• Given problem
Extract each record and reproduce it exactly.

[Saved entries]

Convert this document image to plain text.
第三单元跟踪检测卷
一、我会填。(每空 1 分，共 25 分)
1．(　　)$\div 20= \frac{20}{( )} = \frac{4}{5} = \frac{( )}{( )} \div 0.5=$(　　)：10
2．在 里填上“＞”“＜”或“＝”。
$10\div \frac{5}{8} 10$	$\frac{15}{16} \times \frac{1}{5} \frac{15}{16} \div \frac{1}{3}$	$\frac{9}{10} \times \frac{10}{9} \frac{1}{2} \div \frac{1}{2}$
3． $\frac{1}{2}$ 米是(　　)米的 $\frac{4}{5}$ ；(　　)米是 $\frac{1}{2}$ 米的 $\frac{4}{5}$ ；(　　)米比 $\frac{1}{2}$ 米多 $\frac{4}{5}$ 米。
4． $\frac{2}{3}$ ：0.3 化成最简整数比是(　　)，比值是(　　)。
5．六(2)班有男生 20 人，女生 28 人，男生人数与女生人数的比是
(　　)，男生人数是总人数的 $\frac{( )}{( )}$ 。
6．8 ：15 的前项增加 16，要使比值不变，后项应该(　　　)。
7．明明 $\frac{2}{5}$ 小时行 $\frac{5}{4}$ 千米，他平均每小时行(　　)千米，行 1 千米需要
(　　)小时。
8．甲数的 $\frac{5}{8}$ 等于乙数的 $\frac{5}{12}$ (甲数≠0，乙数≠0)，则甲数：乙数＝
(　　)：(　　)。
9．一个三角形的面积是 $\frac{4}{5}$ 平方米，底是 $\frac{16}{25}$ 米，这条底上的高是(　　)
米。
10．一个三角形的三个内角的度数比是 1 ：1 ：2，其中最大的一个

• Exercise output
Convert this document image to plain text.
第三单元跟踪检测卷
一、我会填。(每空 1 分，共 25 分)
1．(　　)$\div 20= \frac{20}{( )} = \frac{4}{5} = \frac{( )}{( )} \div 0.5=$(　　)：10
2．在 里填上“＞”“＜”或“＝”。
$10\div \frac{5}{8} 10$	$\frac{15}{16} \times \frac{1}{5} \frac{15}{16} \div \frac{1}{3}$	$\frac{9}{10} \times \frac{10}{9} \frac{1}{2} \div \frac{1}{2}$
3． $\frac{1}{2}$ 米是(　　)米的 $\frac{4}{5}$ ；(　　)米是 $\frac{1}{2}$ 米的 $\frac{4}{5}$ ；(　　)米比 $\frac{1}{2}$ 米多 $\frac{4}{5}$ 米。
4． $\frac{2}{3}$ ：0.3 化成最简整数比是(　　)，比值是(　　)。
5．六(2)班有男生 20 人，女生 28 人，男生人数与女生人数的比是
(　　)，男生人数是总人数的 $\frac{( )}{( )}$ 。
6．8 ：15 的前项增加 16，要使比值不变，后项应该(　　　)。
7．明明 $\frac{2}{5}$ 小时行 $\frac{5}{4}$ 千米，他平均每小时行(　　)千米，行 1 千米需要
(　　)小时。
8．甲数的 $\frac{5}{8}$ 等于乙数的 $\frac{5}{12}$ (甲数≠0，乙数≠0)，则甲数：乙数＝
(　　)：(　　)。
9．一个三角形的面积是 $\frac{4}{5}$ 平方米，底是 $\frac{16}{25}$ 米，这条底上的高是(　　)
米。
10．一个三角形的三个内角的度数比是 1 ：1 ：2，其中最大的一个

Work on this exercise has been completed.